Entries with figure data
— BEGIN —
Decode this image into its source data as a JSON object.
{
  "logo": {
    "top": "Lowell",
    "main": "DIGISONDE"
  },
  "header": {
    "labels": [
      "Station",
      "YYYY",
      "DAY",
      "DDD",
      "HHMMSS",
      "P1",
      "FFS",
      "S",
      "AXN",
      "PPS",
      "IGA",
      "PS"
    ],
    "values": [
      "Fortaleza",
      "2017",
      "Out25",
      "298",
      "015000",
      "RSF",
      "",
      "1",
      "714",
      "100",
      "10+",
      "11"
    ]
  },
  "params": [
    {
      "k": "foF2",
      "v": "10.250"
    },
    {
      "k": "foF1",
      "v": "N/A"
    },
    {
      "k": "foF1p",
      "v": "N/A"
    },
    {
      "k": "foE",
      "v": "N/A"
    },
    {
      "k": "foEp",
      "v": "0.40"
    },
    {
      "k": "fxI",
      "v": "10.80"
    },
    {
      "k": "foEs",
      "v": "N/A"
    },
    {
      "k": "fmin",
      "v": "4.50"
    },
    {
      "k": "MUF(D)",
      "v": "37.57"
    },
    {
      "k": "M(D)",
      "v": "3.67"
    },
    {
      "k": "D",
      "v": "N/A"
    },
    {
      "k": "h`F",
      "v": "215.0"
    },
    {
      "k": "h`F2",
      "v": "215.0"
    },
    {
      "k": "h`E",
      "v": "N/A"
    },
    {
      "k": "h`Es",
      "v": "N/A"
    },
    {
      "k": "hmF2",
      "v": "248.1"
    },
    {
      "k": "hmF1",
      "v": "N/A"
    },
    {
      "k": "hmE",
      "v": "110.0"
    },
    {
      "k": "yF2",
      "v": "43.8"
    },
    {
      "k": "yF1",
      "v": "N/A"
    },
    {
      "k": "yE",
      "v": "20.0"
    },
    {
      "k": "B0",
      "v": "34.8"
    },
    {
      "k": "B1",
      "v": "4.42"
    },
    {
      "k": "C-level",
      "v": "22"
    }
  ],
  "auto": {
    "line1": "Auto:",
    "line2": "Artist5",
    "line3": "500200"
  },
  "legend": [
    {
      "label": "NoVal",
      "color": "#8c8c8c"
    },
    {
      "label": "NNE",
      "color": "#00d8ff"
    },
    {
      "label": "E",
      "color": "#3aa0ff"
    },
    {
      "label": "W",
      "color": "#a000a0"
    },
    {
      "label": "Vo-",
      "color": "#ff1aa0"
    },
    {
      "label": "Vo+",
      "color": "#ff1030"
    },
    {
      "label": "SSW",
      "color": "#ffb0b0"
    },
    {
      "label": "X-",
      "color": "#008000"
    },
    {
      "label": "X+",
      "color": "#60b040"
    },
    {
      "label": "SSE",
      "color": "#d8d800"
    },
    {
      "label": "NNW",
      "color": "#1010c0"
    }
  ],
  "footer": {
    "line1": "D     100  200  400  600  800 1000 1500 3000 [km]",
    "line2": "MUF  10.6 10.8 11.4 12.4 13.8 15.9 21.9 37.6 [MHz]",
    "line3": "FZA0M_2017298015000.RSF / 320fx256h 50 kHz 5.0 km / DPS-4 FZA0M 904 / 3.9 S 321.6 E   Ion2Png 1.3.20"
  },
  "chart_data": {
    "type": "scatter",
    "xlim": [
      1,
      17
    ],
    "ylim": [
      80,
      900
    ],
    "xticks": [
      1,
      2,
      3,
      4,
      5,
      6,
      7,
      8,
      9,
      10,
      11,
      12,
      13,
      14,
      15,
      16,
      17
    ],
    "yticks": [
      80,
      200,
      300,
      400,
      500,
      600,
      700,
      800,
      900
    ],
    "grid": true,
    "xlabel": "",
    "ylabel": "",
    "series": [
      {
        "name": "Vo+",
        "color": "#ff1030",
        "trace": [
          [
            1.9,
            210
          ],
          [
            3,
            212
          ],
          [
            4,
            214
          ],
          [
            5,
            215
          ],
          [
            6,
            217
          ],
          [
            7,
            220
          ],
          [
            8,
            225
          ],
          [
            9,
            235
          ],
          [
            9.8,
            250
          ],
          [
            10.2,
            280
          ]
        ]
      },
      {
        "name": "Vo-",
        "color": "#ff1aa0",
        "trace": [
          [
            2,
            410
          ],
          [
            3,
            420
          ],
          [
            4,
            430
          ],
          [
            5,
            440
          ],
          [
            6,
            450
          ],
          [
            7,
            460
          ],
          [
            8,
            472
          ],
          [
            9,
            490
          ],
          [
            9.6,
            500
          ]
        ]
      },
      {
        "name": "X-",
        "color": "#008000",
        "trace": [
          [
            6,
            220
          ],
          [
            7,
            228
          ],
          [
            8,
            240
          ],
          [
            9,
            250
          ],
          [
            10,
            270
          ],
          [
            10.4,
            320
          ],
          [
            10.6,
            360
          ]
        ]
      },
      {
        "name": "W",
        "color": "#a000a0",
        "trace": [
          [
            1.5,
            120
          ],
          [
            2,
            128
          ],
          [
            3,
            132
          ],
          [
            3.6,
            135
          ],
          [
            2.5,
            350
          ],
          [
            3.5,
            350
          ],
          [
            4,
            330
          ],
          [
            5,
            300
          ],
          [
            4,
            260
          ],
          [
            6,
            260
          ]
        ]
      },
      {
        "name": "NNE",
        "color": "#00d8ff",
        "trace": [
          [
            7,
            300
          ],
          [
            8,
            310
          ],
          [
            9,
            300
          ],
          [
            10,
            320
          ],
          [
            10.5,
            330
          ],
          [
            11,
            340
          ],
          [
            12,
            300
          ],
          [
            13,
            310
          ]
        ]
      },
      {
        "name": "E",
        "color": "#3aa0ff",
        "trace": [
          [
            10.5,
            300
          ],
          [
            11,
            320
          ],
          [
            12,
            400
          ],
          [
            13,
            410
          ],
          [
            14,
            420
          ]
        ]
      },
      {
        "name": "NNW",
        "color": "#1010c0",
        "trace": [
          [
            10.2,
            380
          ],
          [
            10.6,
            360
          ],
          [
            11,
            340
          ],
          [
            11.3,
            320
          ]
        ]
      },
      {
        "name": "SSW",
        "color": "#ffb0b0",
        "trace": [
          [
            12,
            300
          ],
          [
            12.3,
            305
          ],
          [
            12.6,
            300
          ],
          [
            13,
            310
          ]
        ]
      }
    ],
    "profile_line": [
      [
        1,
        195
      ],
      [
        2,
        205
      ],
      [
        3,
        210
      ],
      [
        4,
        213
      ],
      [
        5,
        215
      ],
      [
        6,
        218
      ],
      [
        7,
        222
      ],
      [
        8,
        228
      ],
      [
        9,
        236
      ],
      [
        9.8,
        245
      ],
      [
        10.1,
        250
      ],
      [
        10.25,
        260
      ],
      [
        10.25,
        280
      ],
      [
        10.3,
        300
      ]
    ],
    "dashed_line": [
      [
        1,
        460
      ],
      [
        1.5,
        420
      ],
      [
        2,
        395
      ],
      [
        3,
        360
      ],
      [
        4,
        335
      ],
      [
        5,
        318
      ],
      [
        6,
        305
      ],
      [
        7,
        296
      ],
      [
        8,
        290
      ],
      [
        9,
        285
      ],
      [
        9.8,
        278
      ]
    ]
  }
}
— END —
*Task description*: Retype the listing exactly, in full.

*Result of the task*:
Decode this image into its source data as a JSON object.
{
  "logo": {
    "top": "Lowell",
    "main": "DIGISONDE"
  },
  "header": {
    "labels": [
      "Station",
      "YYYY",
      "DAY",
      "DDD",
      "HHMMSS",
      "P1",
      "FFS",
      "S",
      "AXN",
      "PPS",
      "IGA",
      "PS"
    ],
    "values": [
      "Fortaleza",
      "2017",
      "Out25",
      "298",
      "015000",
      "RSF",
      "",
      "1",
      "714",
      "100",
      "10+",
      "11"
    ]
  },
  "params": [
    {
      "k": "foF2",
      "v": "10.250"
    },
    {
      "k": "foF1",
      "v": "N/A"
    },
    {
      "k": "foF1p",
      "v": "N/A"
    },
    {
      "k": "foE",
      "v": "N/A"
    },
    {
      "k": "foEp",
      "v": "0.40"
    },
    {
      "k": "fxI",
      "v": "10.80"
    },
    {
      "k": "foEs",
      "v": "N/A"
    },
    {
      "k": "fmin",
      "v": "4.50"
    },
    {
      "k": "MUF(D)",
      "v": "37.57"
    },
    {
      "k": "M(D)",
      "v": "3.67"
    },
    {
      "k": "D",
      "v": "N/A"
    },
    {
      "k": "h`F",
      "v": "215.0"
    },
    {
      "k": "h`F2",
      "v": "215.0"
    },
    {
      "k": "h`E",
      "v": "N/A"
    },
    {
      "k": "h`Es",
      "v": "N/A"
    },
    {
      "k": "hmF2",
      "v": "248.1"
    },
    {
      "k": "hmF1",
      "v": "N/A"
    },
    {
      "k": "hmE",
      "v": "110.0"
    },
    {
      "k": "yF2",
      "v": "43.8"
    },
    {
      "k": "yF1",
      "v": "N/A"
    },
    {
      "k": "yE",
      "v": "20.0"
    },
    {
      "k": "B0",
      "v": "34.8"
    },
    {
      "k": "B1",
      "v": "4.42"
    },
    {
      "k": "C-level",
      "v": "22"
    }
  ],
  "auto": {
    "line1": "Auto:",
    "line2": "Artist5",
    "line3": "500200"
  },
  "legend": [
    {
      "label": "NoVal",
      "color": "#8c8c8c"
    },
    {
      "label": "NNE",
      "color": "#00d8ff"
    },
    {
      "label": "E",
      "color": "#3aa0ff"
    },
    {
      "label": "W",
      "color": "#a000a0"
    },
    {
      "label": "Vo-",
      "color": "#ff1aa0"
    },
    {
      "label": "Vo+",
      "color": "#ff1030"
    },
    {
      "label": "SSW",
      "color": "#ffb0b0"
    },
    {
      "label": "X-",
      "color": "#008000"
    },
    {
      "label": "X+",
      "color": "#60b040"
    },
    {
      "label": "SSE",
      "color": "#d8d800"
    },
    {
      "label": "NNW",
      "color": "#1010c0"
    }
  ],
  "footer": {
    "line1": "D     100  200  400  600  800 1000 1500 3000 [km]",
    "line2": "MUF  10.6 10.8 11.4 12.4 13.8 15.9 21.9 37.6 [MHz]",
    "line3": "FZA0M_2017298015000.RSF / 320fx256h 50 kHz 5.0 km / DPS-4 FZA0M 904 / 3.9 S 321.6 E   Ion2Png 1.3.20"
  },
  "chart_data": {
    "type": "scatter",
    "xlim": [
      1,
      17
    ],
    "ylim": [
      80,
      900
    ],
    "xticks": [
      1,
      2,
      3,
      4,
      5,
      6,
      7,
      8,
      9,
      10,
      11,
      12,
      13,
      14,
      15,
      16,
      17
    ],
    "yticks": [
      80,
      200,
      300,
      400,
      500,
      600,
      700,
      800,
      900
    ],
    "grid": true,
    "xlabel": "",
    "ylabel": "",
    "series": [
      {
        "name": "Vo+",
        "color": "#ff1030",
        "trace": [
          [
            1.9,
            210
          ],
          [
            3,
            212
          ],
          [
            4,
            214
          ],
          [
            5,
            215
          ],
          [
            6,
            217
          ],
          [
            7,
            220
          ],
          [
            8,
            225
          ],
          [
            9,
            235
          ],
          [
            9.8,
            250
          ],
          [
            10.2,
            280
          ]
        ]
      },
      {
        "name": "Vo-",
        "color": "#ff1aa0",
        "trace": [
          [
            2,
            410
          ],
          [
            3,
            420
          ],
          [
            4,
            430
          ],
          [
            5,
            440
          ],
          [
            6,
            450
          ],
          [
            7,
            460
          ],
          [
            8,
            472
          ],
          [
            9,
            490
          ],
          [
            9.6,
            500
          ]
        ]
      },
      {
        "name": "X-",
        "color": "#008000",
        "trace": [
          [
            6,
            220
          ],
          [
            7,
            228
          ],
          [
            8,
            240
          ],
          [
            9,
            250
          ],
          [
            10,
            270
          ],
          [
            10.4,
            320
          ],
          [
            10.6,
            360
          ]
        ]
      },
      {
        "name": "W",
        "color": "#a000a0",
        "trace": [
          [
            1.5,
            120
          ],
          [
            2,
            128
          ],
          [
            3,
            132
          ],
          [
            3.6,
            135
          ],
          [
            2.5,
            350
          ],
          [
            3.5,
            350
          ],
          [
            4,
            330
          ],
          [
            5,
            300
          ],
          [
            4,
            260
          ],
          [
            6,
            260
          ]
        ]
      },
      {
        "name": "NNE",
        "color": "#00d8ff",
        "trace": [
          [
            7,
            300
          ],
          [
            8,
            310
          ],
          [
            9,
            300
          ],
          [
            10,
            320
          ],
          [
            10.5,
            330
          ],
          [
            11,
            340
          ],
          [
            12,
            300
          ],
          [
            13,
            310
          ]
        ]
      },
      {
        "name": "E",
        "color": "#3aa0ff",
        "trace": [
          [
            10.5,
            300
          ],
          [
            11,
            320
          ],
          [
            12,
            400
          ],
          [
            13,
            410
          ],
          [
            14,
            420
          ]
        ]
      },
      {
        "name": "NNW",
        "color": "#1010c0",
        "trace": [
          [
            10.2,
            380
          ],
          [
            10.6,
            360
          ],
          [
            11,
            340
          ],
          [
            11.3,
            320
          ]
        ]
      },
      {
        "name": "SSW",
        "color": "#ffb0b0",
        "trace": [
          [
            12,
            300
          ],
          [
            12.3,
            305
          ],
          [
            12.6,
            300
          ],
          [
            13,
            310
          ]
        ]
      }
    ],
    "profile_line": [
      [
        1,
        195
      ],
      [
        2,
        205
      ],
      [
        3,
        210
      ],
      [
        4,
        213
      ],
      [
        5,
        215
      ],
      [
        6,
        218
      ],
      [
        7,
        222
      ],
      [
        8,
        228
      ],
      [
        9,
        236
      ],
      [
        9.8,
        245
      ],
      [
        10.1,
        250
      ],
      [
        10.25,
        260
      ],
      [
        10.25,
        280
      ],
      [
        10.3,
        300
      ]
    ],
    "dashed_line": [
      [
        1,
        460
      ],
      [
        1.5,
        420
      ],
      [
        2,
        395
      ],
      [
        3,
        360
      ],
      [
        4,
        335
      ],
      [
        5,
        318
      ],
      [
        6,
        305
      ],
      [
        7,
        296
      ],
      [
        8,
        290
      ],
      [
        9,
        285
      ],
      [
        9.8,
        278
      ]
    ]
  }
}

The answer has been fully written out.